[Extract]:
>> start

This could potentially lead to nutrient imbalance, but it isn’t the total potassium that matters, it’s the proportion accessible to the vine roots—and this could be surprisingly small. A study of the granite-derived, potassium-rich soils of Lodi, California, found that more than 90 percent of the potassium is locked up in the unweathered crystals of feldspar and wholly unavailable for nutrition. Of the remaining 10 percent or so, most is caught inside the kaolin that coats the decaying feldspar grains. Only potassium on the surface of the clay, which is less than 2 percent of the total potassium in the Lodi soils, is accessible to the vines. Even smaller values have been measured in places elsewhere.

>> end

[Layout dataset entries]
>> start

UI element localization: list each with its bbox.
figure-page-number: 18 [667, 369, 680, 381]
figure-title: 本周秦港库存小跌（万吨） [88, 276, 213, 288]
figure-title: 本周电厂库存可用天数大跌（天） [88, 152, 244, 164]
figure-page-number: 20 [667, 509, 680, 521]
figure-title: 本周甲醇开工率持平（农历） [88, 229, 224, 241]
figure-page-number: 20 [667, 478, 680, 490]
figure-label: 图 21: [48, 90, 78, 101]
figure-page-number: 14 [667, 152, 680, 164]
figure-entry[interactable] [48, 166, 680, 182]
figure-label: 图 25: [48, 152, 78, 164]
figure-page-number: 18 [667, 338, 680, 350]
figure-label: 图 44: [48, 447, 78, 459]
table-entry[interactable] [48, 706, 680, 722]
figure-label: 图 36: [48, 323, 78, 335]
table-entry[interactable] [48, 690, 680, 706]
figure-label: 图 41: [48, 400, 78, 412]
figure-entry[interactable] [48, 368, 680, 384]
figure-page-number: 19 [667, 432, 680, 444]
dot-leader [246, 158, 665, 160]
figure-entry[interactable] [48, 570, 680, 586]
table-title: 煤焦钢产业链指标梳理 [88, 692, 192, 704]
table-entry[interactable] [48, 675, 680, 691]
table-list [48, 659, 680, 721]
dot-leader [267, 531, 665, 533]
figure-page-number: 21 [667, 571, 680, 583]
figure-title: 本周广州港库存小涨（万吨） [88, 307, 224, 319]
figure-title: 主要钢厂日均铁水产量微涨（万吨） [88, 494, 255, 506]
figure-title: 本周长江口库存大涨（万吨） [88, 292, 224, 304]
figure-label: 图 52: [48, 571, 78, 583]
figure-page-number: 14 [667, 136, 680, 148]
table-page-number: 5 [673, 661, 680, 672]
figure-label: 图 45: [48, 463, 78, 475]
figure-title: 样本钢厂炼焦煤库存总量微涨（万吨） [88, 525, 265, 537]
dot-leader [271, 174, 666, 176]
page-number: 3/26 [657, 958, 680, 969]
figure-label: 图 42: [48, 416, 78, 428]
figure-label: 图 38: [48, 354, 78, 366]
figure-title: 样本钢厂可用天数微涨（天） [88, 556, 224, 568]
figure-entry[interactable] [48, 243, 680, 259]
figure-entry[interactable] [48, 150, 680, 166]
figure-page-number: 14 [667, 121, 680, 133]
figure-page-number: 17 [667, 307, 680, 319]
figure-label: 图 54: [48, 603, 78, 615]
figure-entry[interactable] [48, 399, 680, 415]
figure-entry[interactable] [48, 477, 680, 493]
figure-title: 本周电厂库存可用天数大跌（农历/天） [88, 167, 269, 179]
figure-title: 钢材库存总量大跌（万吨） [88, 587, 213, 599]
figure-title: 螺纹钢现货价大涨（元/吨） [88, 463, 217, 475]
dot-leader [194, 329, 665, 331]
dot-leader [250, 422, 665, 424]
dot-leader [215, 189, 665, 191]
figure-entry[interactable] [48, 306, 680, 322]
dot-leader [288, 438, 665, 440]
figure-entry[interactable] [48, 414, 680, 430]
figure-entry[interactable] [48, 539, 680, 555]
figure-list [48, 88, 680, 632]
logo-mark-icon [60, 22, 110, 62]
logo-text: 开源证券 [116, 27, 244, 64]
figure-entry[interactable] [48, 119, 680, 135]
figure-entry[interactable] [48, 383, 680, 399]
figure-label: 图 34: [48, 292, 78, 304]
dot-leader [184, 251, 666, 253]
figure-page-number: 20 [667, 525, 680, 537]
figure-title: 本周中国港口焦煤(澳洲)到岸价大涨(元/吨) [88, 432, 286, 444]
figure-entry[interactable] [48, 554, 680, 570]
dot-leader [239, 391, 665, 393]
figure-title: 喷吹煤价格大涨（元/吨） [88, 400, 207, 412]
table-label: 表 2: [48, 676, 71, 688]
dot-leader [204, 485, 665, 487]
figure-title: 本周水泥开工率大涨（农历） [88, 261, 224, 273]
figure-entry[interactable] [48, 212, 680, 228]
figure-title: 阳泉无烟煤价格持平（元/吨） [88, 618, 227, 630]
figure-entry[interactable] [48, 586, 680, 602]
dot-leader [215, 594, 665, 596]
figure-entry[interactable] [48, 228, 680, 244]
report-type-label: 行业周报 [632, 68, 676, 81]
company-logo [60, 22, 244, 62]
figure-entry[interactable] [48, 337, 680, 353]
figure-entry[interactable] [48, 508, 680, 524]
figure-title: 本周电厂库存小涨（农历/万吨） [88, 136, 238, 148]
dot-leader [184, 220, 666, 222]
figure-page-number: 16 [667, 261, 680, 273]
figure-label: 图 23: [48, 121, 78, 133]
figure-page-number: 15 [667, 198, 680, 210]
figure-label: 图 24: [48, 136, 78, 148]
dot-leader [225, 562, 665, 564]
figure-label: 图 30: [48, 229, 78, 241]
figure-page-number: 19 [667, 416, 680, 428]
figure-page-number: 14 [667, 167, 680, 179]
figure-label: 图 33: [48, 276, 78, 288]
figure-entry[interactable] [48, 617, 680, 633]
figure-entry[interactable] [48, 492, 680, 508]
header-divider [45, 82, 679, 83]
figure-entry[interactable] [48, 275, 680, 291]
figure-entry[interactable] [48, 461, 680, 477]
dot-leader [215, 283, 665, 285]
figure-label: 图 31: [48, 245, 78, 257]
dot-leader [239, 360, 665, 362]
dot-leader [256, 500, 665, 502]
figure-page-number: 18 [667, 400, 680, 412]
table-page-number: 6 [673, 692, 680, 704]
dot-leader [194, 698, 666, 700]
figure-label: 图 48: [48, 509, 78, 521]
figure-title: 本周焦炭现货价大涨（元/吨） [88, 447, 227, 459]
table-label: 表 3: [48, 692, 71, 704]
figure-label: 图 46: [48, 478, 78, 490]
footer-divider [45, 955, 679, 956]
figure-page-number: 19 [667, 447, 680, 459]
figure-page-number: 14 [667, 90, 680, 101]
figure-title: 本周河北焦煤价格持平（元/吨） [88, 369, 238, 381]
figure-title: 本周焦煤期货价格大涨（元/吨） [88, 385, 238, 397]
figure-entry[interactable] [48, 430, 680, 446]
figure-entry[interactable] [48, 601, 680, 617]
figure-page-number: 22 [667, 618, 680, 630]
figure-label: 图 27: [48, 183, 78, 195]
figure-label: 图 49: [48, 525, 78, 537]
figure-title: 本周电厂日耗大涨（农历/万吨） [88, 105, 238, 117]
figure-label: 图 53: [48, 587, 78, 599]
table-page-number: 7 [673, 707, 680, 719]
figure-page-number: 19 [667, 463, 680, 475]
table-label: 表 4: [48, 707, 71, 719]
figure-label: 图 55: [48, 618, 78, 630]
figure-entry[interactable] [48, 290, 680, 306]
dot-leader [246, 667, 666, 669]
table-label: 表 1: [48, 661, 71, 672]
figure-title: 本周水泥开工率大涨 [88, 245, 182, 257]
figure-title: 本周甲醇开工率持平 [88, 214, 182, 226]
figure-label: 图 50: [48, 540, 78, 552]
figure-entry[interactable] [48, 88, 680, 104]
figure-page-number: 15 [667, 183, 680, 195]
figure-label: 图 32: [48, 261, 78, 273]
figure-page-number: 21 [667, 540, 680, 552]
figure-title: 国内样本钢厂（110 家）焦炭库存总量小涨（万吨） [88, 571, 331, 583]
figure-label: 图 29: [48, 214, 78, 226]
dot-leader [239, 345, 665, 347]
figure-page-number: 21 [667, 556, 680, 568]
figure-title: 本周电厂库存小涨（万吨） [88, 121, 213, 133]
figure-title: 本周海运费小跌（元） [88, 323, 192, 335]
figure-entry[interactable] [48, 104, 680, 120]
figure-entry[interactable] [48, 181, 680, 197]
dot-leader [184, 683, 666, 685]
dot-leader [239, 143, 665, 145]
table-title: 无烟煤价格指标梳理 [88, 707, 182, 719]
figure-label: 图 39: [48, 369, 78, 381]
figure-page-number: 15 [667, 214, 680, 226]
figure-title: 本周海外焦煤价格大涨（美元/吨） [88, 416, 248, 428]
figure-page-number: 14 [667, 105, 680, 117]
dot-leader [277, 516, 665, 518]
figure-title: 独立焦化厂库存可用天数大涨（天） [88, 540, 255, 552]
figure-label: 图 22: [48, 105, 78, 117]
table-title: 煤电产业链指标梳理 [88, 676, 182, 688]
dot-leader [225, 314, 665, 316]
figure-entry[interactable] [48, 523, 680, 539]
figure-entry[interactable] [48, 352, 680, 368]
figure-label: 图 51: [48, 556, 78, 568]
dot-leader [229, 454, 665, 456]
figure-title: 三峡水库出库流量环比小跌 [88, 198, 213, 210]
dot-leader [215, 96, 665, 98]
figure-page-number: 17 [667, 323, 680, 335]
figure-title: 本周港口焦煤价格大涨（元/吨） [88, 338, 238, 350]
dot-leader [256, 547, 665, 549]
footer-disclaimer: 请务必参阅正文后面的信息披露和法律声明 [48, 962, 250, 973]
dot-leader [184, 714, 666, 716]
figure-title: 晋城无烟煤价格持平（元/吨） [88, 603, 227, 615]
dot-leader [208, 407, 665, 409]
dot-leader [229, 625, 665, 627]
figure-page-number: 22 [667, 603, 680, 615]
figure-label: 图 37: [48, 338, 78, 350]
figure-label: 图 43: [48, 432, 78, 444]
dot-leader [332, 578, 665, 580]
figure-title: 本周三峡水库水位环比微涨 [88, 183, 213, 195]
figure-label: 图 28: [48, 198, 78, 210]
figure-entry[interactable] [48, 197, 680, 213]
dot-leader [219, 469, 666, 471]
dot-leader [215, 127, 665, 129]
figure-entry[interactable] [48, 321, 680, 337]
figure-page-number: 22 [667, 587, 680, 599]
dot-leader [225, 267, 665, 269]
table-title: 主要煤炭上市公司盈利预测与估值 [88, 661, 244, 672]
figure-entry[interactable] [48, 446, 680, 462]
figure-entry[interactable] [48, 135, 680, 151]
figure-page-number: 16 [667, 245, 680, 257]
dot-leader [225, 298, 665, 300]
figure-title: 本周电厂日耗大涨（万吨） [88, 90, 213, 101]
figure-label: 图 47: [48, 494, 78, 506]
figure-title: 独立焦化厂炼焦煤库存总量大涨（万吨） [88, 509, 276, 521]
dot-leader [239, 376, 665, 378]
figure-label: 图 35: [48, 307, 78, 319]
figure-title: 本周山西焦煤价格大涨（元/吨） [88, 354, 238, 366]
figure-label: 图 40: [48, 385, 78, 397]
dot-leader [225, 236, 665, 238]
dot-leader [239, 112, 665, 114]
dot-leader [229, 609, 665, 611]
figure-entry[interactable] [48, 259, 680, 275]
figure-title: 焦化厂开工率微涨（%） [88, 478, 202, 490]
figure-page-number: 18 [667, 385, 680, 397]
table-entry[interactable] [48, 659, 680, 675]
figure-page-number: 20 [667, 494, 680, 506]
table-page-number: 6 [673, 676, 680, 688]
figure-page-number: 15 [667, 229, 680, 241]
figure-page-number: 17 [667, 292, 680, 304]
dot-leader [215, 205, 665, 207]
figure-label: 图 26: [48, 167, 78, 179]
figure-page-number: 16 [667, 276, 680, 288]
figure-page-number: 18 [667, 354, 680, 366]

>> end

[What this exercise asks]:
1. Please update the entries starting at their first line and ending at the line containing "figure-page-number: 14 [667, 152, 680, 164]", changing "figure-title" to "chart-title" and keeping everything else the same.
2. Continue the passage on potassium in vineyard soils after its final sentence.

[Responses by task]:
1.
UI element localization: list each with its bbox.
figure-page-number: 18 [667, 369, 680, 381]
chart-title: 本周秦港库存小跌（万吨） [88, 276, 213, 288]
chart-title: 本周电厂库存可用天数大跌（天） [88, 152, 244, 164]
figure-page-number: 20 [667, 509, 680, 521]
chart-title: 本周甲醇开工率持平（农历） [88, 229, 224, 241]
figure-page-number: 20 [667, 478, 680, 490]
figure-label: 图 21: [48, 90, 78, 101]
figure-page-number: 14 [667, 152, 680, 164]

2.
Despite this, the vines’ absorption-selectivity mechanisms may fail, and more potassium is taken in than needed, which can be problematic. Any excess amounts may eventually reach the grape juice, and there it will react preferentially with tartaric acid, to produce insoluble tartrate crystals. I’ve seen piles of purple crystals outside the South African winery of Boschendal (Stellenbosch), nestling on the granite soils of the mighty Simonsberg. They’re accumulations of “wine diamonds,” those little crystals we sometimes see at the bottom of bottles and corks, stained purple in the case of red wines. They’re tasteless, but the wine may have become flabby and unstable through the tartaric acid content having being lowered. In short, granite soils are generally regarded as desirable for producing quality wine, but the grower has to keep his eye on them.
A massive benefit
The striking feature of a natural granite mass is its, well, lack of features. Think of huge rock faces like Mount Rushmore (South Dakota) or Yosemite’s El Capitan (California): There are none of the weakness planes of rocks like slate or schist, and none of the stratification of sandstone or shale. This is because the granite formed from a large volume of molten rock that slowly cooled and allowed crystals to solidify into a homogenous, uniform mass. It all happened down below Earth’s surface, typically at depths of tens of miles. Then, if through time Earth’s internal processes slowly forced the cooled rock upward and erosion gradually removed the overlying material, the granite becomes visible.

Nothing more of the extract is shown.